● **EXERCISE INPUT**
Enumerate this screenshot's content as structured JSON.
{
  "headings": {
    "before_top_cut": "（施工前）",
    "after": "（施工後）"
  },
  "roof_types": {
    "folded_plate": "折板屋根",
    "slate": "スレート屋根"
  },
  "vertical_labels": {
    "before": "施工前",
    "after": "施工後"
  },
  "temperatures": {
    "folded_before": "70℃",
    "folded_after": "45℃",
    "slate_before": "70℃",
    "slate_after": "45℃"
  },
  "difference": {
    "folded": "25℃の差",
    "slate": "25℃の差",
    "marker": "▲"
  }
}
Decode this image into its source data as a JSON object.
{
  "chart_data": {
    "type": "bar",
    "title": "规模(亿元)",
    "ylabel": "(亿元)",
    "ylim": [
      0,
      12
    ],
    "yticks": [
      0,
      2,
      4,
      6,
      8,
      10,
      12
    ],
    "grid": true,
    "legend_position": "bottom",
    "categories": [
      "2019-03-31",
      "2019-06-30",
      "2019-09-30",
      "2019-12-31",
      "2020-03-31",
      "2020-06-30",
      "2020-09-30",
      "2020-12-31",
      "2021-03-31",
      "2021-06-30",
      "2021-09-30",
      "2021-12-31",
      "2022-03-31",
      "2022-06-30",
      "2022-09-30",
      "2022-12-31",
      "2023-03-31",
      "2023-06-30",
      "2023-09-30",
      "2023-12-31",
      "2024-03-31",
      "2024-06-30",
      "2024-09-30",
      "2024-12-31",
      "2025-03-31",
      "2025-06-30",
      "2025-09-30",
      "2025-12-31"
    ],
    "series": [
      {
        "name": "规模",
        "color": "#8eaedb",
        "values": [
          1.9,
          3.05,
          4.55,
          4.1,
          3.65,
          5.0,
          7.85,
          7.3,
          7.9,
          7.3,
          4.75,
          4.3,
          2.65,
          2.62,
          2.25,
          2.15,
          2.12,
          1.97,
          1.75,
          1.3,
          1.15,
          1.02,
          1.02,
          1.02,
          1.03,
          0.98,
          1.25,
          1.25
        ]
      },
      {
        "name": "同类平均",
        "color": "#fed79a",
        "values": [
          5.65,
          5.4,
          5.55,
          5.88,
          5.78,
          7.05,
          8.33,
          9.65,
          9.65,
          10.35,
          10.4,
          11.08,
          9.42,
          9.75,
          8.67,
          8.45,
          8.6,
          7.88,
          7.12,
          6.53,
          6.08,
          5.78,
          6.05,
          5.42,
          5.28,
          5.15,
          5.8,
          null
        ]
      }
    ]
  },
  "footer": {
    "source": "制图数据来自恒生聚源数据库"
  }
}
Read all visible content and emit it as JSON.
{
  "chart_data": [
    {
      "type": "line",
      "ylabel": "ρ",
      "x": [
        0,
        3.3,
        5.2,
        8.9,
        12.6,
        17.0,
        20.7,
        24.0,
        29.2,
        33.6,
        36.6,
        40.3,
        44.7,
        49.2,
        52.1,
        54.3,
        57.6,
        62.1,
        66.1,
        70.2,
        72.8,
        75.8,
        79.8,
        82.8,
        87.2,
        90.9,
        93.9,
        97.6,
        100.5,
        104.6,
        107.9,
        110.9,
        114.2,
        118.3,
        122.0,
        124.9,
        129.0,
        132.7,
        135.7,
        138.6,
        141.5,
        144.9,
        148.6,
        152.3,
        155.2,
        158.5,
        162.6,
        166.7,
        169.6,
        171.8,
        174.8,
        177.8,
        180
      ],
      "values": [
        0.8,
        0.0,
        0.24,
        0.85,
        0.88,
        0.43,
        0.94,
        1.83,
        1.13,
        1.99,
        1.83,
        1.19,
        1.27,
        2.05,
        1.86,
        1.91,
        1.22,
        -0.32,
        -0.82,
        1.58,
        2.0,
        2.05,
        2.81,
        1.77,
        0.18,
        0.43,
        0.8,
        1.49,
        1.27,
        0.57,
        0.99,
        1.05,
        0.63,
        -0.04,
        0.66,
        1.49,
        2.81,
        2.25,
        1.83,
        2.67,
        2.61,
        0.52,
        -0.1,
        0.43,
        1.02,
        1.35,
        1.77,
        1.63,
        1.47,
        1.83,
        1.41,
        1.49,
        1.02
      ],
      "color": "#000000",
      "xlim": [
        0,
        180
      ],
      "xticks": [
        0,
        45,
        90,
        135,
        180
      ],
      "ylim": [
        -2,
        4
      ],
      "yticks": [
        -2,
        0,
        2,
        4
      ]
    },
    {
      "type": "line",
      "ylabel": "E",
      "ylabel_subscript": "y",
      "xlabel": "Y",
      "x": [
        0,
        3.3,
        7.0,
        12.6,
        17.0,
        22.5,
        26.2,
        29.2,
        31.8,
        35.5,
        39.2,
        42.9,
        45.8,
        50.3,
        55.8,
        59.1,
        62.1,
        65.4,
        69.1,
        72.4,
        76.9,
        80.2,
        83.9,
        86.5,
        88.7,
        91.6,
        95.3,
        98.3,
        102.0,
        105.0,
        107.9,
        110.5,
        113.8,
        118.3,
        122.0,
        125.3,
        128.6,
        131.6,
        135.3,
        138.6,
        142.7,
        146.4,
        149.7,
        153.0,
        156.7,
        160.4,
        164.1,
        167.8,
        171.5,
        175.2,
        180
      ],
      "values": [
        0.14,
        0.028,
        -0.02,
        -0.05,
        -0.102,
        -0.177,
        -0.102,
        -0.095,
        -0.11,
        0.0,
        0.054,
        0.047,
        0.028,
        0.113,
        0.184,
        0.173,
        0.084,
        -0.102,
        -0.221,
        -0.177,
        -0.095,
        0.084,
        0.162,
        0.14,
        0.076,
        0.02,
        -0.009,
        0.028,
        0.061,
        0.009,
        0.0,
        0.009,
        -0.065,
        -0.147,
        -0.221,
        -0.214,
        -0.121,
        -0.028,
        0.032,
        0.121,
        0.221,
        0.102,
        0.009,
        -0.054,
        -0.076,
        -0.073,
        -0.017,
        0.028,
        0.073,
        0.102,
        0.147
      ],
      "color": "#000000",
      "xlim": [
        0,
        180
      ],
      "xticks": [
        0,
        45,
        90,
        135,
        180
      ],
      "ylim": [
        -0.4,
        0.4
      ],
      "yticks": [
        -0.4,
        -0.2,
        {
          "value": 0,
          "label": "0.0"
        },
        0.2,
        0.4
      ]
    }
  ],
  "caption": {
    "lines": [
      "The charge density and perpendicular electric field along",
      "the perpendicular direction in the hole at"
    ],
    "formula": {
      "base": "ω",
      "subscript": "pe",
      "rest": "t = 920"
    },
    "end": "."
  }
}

● **DO THIS**
Extract the listing in its entirety and repeat it exactly.

● **SOLUTION TO THIS EXERCISE**
Enumerate this screenshot's content as structured JSON.
{
  "headings": {
    "before_top_cut": "（施工前）",
    "after": "（施工後）"
  },
  "roof_types": {
    "folded_plate": "折板屋根",
    "slate": "スレート屋根"
  },
  "vertical_labels": {
    "before": "施工前",
    "after": "施工後"
  },
  "temperatures": {
    "folded_before": "70℃",
    "folded_after": "45℃",
    "slate_before": "70℃",
    "slate_after": "45℃"
  },
  "difference": {
    "folded": "25℃の差",
    "slate": "25℃の差",
    "marker": "▲"
  }
}
Decode this image into its source data as a JSON object.
{
  "chart_data": {
    "type": "bar",
    "title": "规模(亿元)",
    "ylabel": "(亿元)",
    "ylim": [
      0,
      12
    ],
    "yticks": [
      0,
      2,
      4,
      6,
      8,
      10,
      12
    ],
    "grid": true,
    "legend_position": "bottom",
    "categories": [
      "2019-03-31",
      "2019-06-30",
      "2019-09-30",
      "2019-12-31",
      "2020-03-31",
      "2020-06-30",
      "2020-09-30",
      "2020-12-31",
      "2021-03-31",
      "2021-06-30",
      "2021-09-30",
      "2021-12-31",
      "2022-03-31",
      "2022-06-30",
      "2022-09-30",
      "2022-12-31",
      "2023-03-31",
      "2023-06-30",
      "2023-09-30",
      "2023-12-31",
      "2024-03-31",
      "2024-06-30",
      "2024-09-30",
      "2024-12-31",
      "2025-03-31",
      "2025-06-30",
      "2025-09-30",
      "2025-12-31"
    ],
    "series": [
      {
        "name": "规模",
        "color": "#8eaedb",
        "values": [
          1.9,
          3.05,
          4.55,
          4.1,
          3.65,
          5.0,
          7.85,
          7.3,
          7.9,
          7.3,
          4.75,
          4.3,
          2.65,
          2.62,
          2.25,
          2.15,
          2.12,
          1.97,
          1.75,
          1.3,
          1.15,
          1.02,
          1.02,
          1.02,
          1.03,
          0.98,
          1.25,
          1.25
        ]
      },
      {
        "name": "同类平均",
        "color": "#fed79a",
        "values": [
          5.65,
          5.4,
          5.55,
          5.88,
          5.78,
          7.05,
          8.33,
          9.65,
          9.65,
          10.35,
          10.4,
          11.08,
          9.42,
          9.75,
          8.67,
          8.45,
          8.6,
          7.88,
          7.12,
          6.53,
          6.08,
          5.78,
          6.05,
          5.42,
          5.28,
          5.15,
          5.8,
          null
        ]
      }
    ]
  },
  "footer": {
    "source": "制图数据来自恒生聚源数据库"
  }
}
Read all visible content and emit it as JSON.
{
  "chart_data": [
    {
      "type": "line",
      "ylabel": "ρ",
      "x": [
        0,
        3.3,
        5.2,
        8.9,
        12.6,
        17.0,
        20.7,
        24.0,
        29.2,
        33.6,
        36.6,
        40.3,
        44.7,
        49.2,
        52.1,
        54.3,
        57.6,
        62.1,
        66.1,
        70.2,
        72.8,
        75.8,
        79.8,
        82.8,
        87.2,
        90.9,
        93.9,
        97.6,
        100.5,
        104.6,
        107.9,
        110.9,
        114.2,
        118.3,
        122.0,
        124.9,
        129.0,
        132.7,
        135.7,
        138.6,
        141.5,
        144.9,
        148.6,
        152.3,
        155.2,
        158.5,
        162.6,
        166.7,
        169.6,
        171.8,
        174.8,
        177.8,
        180
      ],
      "values": [
        0.8,
        0.0,
        0.24,
        0.85,
        0.88,
        0.43,
        0.94,
        1.83,
        1.13,
        1.99,
        1.83,
        1.19,
        1.27,
        2.05,
        1.86,
        1.91,
        1.22,
        -0.32,
        -0.82,
        1.58,
        2.0,
        2.05,
        2.81,
        1.77,
        0.18,
        0.43,
        0.8,
        1.49,
        1.27,
        0.57,
        0.99,
        1.05,
        0.63,
        -0.04,
        0.66,
        1.49,
        2.81,
        2.25,
        1.83,
        2.67,
        2.61,
        0.52,
        -0.1,
        0.43,
        1.02,
        1.35,
        1.77,
        1.63,
        1.47,
        1.83,
        1.41,
        1.49,
        1.02
      ],
      "color": "#000000",
      "xlim": [
        0,
        180
      ],
      "xticks": [
        0,
        45,
        90,
        135,
        180
      ],
      "ylim": [
        -2,
        4
      ],
      "yticks": [
        -2,
        0,
        2,
        4
      ]
    },
    {
      "type": "line",
      "ylabel": "E",
      "ylabel_subscript": "y",
      "xlabel": "Y",
      "x": [
        0,
        3.3,
        7.0,
        12.6,
        17.0,
        22.5,
        26.2,
        29.2,
        31.8,
        35.5,
        39.2,
        42.9,
        45.8,
        50.3,
        55.8,
        59.1,
        62.1,
        65.4,
        69.1,
        72.4,
        76.9,
        80.2,
        83.9,
        86.5,
        88.7,
        91.6,
        95.3,
        98.3,
        102.0,
        105.0,
        107.9,
        110.5,
        113.8,
        118.3,
        122.0,
        125.3,
        128.6,
        131.6,
        135.3,
        138.6,
        142.7,
        146.4,
        149.7,
        153.0,
        156.7,
        160.4,
        164.1,
        167.8,
        171.5,
        175.2,
        180
      ],
      "values": [
        0.14,
        0.028,
        -0.02,
        -0.05,
        -0.102,
        -0.177,
        -0.102,
        -0.095,
        -0.11,
        0.0,
        0.054,
        0.047,
        0.028,
        0.113,
        0.184,
        0.173,
        0.084,
        -0.102,
        -0.221,
        -0.177,
        -0.095,
        0.084,
        0.162,
        0.14,
        0.076,
        0.02,
        -0.009,
        0.028,
        0.061,
        0.009,
        0.0,
        0.009,
        -0.065,
        -0.147,
        -0.221,
        -0.214,
        -0.121,
        -0.028,
        0.032,
        0.121,
        0.221,
        0.102,
        0.009,
        -0.054,
        -0.076,
        -0.073,
        -0.017,
        0.028,
        0.073,
        0.102,
        0.147
      ],
      "color": "#000000",
      "xlim": [
        0,
        180
      ],
      "xticks": [
        0,
        45,
        90,
        135,
        180
      ],
      "ylim": [
        -0.4,
        0.4
      ],
      "yticks": [
        -0.4,
        -0.2,
        {
          "value": 0,
          "label": "0.0"
        },
        0.2,
        0.4
      ]
    }
  ],
  "caption": {
    "lines": [
      "The charge density and perpendicular electric field along",
      "the perpendicular direction in the hole at"
    ],
    "formula": {
      "base": "ω",
      "subscript": "pe",
      "rest": "t = 920"
    },
    "end": "."
  }
}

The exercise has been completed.